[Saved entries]
+===+

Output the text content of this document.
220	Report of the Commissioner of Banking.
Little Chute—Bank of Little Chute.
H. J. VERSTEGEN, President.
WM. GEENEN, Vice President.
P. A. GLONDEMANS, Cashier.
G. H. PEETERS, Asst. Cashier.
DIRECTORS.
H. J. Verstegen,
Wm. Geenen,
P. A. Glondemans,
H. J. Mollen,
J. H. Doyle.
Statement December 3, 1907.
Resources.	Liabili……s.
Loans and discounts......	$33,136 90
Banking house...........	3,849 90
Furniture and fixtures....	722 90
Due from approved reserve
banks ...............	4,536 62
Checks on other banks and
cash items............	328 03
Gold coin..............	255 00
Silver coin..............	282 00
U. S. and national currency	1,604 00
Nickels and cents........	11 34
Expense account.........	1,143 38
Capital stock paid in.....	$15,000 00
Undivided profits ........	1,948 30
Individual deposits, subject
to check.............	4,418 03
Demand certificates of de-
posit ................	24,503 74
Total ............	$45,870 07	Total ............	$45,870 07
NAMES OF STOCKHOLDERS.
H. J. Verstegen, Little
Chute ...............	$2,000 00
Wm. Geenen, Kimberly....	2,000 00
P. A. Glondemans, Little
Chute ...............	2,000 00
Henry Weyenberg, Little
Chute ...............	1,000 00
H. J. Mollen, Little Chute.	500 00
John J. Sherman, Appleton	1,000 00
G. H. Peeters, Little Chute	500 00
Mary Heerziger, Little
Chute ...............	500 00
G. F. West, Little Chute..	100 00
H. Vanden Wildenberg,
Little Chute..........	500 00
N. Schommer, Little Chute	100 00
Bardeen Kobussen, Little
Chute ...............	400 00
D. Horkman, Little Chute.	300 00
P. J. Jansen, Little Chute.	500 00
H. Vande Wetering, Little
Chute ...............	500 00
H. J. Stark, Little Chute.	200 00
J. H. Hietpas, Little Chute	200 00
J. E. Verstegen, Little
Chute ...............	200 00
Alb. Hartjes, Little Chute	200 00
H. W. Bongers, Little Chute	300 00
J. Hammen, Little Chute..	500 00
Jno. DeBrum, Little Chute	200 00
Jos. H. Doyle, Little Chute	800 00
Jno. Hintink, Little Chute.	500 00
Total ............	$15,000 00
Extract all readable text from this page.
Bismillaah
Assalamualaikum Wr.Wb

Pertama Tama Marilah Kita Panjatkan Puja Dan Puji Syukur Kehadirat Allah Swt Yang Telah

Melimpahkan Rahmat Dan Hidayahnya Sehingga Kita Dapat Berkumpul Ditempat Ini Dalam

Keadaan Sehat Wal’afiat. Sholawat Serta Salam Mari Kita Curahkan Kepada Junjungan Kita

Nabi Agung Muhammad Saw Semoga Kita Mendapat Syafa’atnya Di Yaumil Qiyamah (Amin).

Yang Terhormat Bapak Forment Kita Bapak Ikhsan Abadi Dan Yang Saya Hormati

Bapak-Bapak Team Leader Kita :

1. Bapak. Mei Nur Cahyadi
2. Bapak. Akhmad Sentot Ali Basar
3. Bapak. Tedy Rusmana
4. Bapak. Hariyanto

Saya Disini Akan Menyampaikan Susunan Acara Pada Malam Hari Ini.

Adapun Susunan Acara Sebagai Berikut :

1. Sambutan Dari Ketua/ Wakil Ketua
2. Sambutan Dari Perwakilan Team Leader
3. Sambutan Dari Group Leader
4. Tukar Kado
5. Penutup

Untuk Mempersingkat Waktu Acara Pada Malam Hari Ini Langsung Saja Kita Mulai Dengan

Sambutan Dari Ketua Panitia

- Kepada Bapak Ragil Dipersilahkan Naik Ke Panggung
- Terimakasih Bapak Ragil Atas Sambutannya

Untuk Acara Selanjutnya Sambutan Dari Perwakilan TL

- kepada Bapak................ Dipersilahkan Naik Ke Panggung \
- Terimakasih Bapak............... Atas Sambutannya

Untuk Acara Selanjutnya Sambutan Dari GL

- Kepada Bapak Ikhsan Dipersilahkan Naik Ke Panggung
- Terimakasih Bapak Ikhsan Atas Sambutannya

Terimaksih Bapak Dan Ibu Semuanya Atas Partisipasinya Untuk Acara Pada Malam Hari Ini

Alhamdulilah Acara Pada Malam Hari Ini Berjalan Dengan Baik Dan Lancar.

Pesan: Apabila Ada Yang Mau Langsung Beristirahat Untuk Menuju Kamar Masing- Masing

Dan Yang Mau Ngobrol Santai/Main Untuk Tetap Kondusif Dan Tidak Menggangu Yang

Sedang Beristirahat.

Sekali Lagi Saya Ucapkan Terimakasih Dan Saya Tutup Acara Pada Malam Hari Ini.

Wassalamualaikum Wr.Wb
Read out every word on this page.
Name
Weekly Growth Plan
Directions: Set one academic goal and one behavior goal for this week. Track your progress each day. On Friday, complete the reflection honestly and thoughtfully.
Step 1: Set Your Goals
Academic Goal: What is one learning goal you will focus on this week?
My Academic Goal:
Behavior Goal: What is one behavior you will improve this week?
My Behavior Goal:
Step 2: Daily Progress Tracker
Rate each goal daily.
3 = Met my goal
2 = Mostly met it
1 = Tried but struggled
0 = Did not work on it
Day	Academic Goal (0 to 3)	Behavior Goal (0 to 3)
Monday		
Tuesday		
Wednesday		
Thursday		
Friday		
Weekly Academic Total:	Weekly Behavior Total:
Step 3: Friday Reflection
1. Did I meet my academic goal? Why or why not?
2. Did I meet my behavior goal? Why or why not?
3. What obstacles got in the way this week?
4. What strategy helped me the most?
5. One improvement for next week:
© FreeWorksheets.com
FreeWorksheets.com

+===+

Write the whole listing out again. Keep every line exactly as it is.

▶ _Response to the exercise_
Output the text content of this document.
220	Report of the Commissioner of Banking.
Little Chute—Bank of Little Chute.
H. J. VERSTEGEN, President.
WM. GEENEN, Vice President.
P. A. GLONDEMANS, Cashier.
G. H. PEETERS, Asst. Cashier.
DIRECTORS.
H. J. Verstegen,
Wm. Geenen,
P. A. Glondemans,
H. J. Mollen,
J. H. Doyle.
Statement December 3, 1907.
Resources.	Liabili……s.
Loans and discounts......	$33,136 90
Banking house...........	3,849 90
Furniture and fixtures....	722 90
Due from approved reserve
banks ...............	4,536 62
Checks on other banks and
cash items............	328 03
Gold coin..............	255 00
Silver coin..............	282 00
U. S. and national currency	1,604 00
Nickels and cents........	11 34
Expense account.........	1,143 38
Capital stock paid in.....	$15,000 00
Undivided profits ........	1,948 30
Individual deposits, subject
to check.............	4,418 03
Demand certificates of de-
posit ................	24,503 74
Total ............	$45,870 07	Total ............	$45,870 07
NAMES OF STOCKHOLDERS.
H. J. Verstegen, Little
Chute ...............	$2,000 00
Wm. Geenen, Kimberly....	2,000 00
P. A. Glondemans, Little
Chute ...............	2,000 00
Henry Weyenberg, Little
Chute ...............	1,000 00
H. J. Mollen, Little Chute.	500 00
John J. Sherman, Appleton	1,000 00
G. H. Peeters, Little Chute	500 00
Mary Heerziger, Little
Chute ...............	500 00
G. F. West, Little Chute..	100 00
H. Vanden Wildenberg,
Little Chute..........	500 00
N. Schommer, Little Chute	100 00
Bardeen Kobussen, Little
Chute ...............	400 00
D. Horkman, Little Chute.	300 00
P. J. Jansen, Little Chute.	500 00
H. Vande Wetering, Little
Chute ...............	500 00
H. J. Stark, Little Chute.	200 00
J. H. Hietpas, Little Chute	200 00
J. E. Verstegen, Little
Chute ...............	200 00
Alb. Hartjes, Little Chute	200 00
H. W. Bongers, Little Chute	300 00
J. Hammen, Little Chute..	500 00
Jno. DeBrum, Little Chute	200 00
Jos. H. Doyle, Little Chute	800 00
Jno. Hintink, Little Chute.	500 00
Total ............	$15,000 00
Extract all readable text from this page.
Bismillaah
Assalamualaikum Wr.Wb

Pertama Tama Marilah Kita Panjatkan Puja Dan Puji Syukur Kehadirat Allah Swt Yang Telah

Melimpahkan Rahmat Dan Hidayahnya Sehingga Kita Dapat Berkumpul Ditempat Ini Dalam

Keadaan Sehat Wal’afiat. Sholawat Serta Salam Mari Kita Curahkan Kepada Junjungan Kita

Nabi Agung Muhammad Saw Semoga Kita Mendapat Syafa’atnya Di Yaumil Qiyamah (Amin).

Yang Terhormat Bapak Forment Kita Bapak Ikhsan Abadi Dan Yang Saya Hormati

Bapak-Bapak Team Leader Kita :

1. Bapak. Mei Nur Cahyadi
2. Bapak. Akhmad Sentot Ali Basar
3. Bapak. Tedy Rusmana
4. Bapak. Hariyanto

Saya Disini Akan Menyampaikan Susunan Acara Pada Malam Hari Ini.

Adapun Susunan Acara Sebagai Berikut :

1. Sambutan Dari Ketua/ Wakil Ketua
2. Sambutan Dari Perwakilan Team Leader
3. Sambutan Dari Group Leader
4. Tukar Kado
5. Penutup

Untuk Mempersingkat Waktu Acara Pada Malam Hari Ini Langsung Saja Kita Mulai Dengan

Sambutan Dari Ketua Panitia

- Kepada Bapak Ragil Dipersilahkan Naik Ke Panggung
- Terimakasih Bapak Ragil Atas Sambutannya

Untuk Acara Selanjutnya Sambutan Dari Perwakilan TL

- kepada Bapak................ Dipersilahkan Naik Ke Panggung \
- Terimakasih Bapak............... Atas Sambutannya

Untuk Acara Selanjutnya Sambutan Dari GL

- Kepada Bapak Ikhsan Dipersilahkan Naik Ke Panggung
- Terimakasih Bapak Ikhsan Atas Sambutannya

Terimaksih Bapak Dan Ibu Semuanya Atas Partisipasinya Untuk Acara Pada Malam Hari Ini

Alhamdulilah Acara Pada Malam Hari Ini Berjalan Dengan Baik Dan Lancar.

Pesan: Apabila Ada Yang Mau Langsung Beristirahat Untuk Menuju Kamar Masing- Masing

Dan Yang Mau Ngobrol Santai/Main Untuk Tetap Kondusif Dan Tidak Menggangu Yang

Sedang Beristirahat.

Sekali Lagi Saya Ucapkan Terimakasih Dan Saya Tutup Acara Pada Malam Hari Ini.

Wassalamualaikum Wr.Wb
Read out every word on this page.
Name
Weekly Growth Plan
Directions: Set one academic goal and one behavior goal for this week. Track your progress each day. On Friday, complete the reflection honestly and thoughtfully.
Step 1: Set Your Goals
Academic Goal: What is one learning goal you will focus on this week?
My Academic Goal:
Behavior Goal: What is one behavior you will improve this week?
My Behavior Goal:
Step 2: Daily Progress Tracker
Rate each goal daily.
3 = Met my goal
2 = Mostly met it
1 = Tried but struggled
0 = Did not work on it
Day	Academic Goal (0 to 3)	Behavior Goal (0 to 3)
Monday		
Tuesday		
Wednesday		
Thursday		
Friday		
Weekly Academic Total:	Weekly Behavior Total:
Step 3: Friday Reflection
1. Did I meet my academic goal? Why or why not?
2. Did I meet my behavior goal? Why or why not?
3. What obstacles got in the way this week?
4. What strategy helped me the most?
5. One improvement for next week:
© FreeWorksheets.com
FreeWorksheets.com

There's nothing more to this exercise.